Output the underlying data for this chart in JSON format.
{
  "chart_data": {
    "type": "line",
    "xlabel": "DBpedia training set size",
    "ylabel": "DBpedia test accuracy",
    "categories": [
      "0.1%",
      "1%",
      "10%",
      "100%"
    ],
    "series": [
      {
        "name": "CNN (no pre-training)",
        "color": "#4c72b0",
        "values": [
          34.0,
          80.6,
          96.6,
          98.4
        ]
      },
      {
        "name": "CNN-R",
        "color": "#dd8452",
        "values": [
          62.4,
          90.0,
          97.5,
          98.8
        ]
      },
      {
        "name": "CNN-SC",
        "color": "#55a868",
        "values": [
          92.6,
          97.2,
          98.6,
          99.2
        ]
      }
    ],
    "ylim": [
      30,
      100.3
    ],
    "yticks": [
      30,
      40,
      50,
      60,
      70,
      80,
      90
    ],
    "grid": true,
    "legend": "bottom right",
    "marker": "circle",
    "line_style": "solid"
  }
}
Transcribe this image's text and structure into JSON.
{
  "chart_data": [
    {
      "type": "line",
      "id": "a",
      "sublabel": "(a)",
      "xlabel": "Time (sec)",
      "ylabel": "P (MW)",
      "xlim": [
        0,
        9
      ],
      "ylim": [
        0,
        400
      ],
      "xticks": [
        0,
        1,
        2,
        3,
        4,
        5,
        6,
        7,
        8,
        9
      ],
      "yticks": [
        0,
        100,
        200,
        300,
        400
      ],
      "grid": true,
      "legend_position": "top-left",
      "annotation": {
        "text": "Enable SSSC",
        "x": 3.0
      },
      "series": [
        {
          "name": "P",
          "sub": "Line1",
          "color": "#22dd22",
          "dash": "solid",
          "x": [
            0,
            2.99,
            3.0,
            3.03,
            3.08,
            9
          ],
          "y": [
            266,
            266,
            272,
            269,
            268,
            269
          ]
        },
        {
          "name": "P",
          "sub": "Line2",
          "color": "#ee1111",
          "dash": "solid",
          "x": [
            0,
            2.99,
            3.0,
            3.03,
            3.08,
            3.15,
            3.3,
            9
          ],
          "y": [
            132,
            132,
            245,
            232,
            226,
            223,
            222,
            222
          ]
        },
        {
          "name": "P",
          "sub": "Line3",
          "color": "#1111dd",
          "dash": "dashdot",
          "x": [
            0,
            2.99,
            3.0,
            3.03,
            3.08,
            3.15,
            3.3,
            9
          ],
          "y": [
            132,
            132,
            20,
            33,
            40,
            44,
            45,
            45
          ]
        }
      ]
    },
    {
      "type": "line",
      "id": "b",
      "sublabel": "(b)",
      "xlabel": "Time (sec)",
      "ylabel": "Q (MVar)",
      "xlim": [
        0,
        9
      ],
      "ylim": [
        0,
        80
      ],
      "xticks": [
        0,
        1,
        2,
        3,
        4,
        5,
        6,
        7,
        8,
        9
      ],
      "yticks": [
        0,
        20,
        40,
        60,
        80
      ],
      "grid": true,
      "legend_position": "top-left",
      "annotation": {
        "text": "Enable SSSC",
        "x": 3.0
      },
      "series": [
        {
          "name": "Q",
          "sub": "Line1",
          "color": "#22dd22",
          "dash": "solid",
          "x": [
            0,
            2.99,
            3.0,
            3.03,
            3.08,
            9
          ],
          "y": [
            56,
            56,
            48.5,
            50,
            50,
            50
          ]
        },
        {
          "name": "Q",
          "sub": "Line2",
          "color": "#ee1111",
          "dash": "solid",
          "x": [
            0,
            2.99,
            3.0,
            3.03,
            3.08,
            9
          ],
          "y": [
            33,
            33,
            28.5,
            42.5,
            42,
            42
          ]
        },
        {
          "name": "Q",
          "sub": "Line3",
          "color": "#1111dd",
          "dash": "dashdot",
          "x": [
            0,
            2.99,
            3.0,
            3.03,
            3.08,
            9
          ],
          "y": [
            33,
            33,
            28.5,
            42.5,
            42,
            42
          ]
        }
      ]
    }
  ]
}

◇ ◇ ◇

> TASK REQUIREMENTS
Within the records above, how many lines include the word "this"? State the number by itself.

> EXERCISE RESULT
2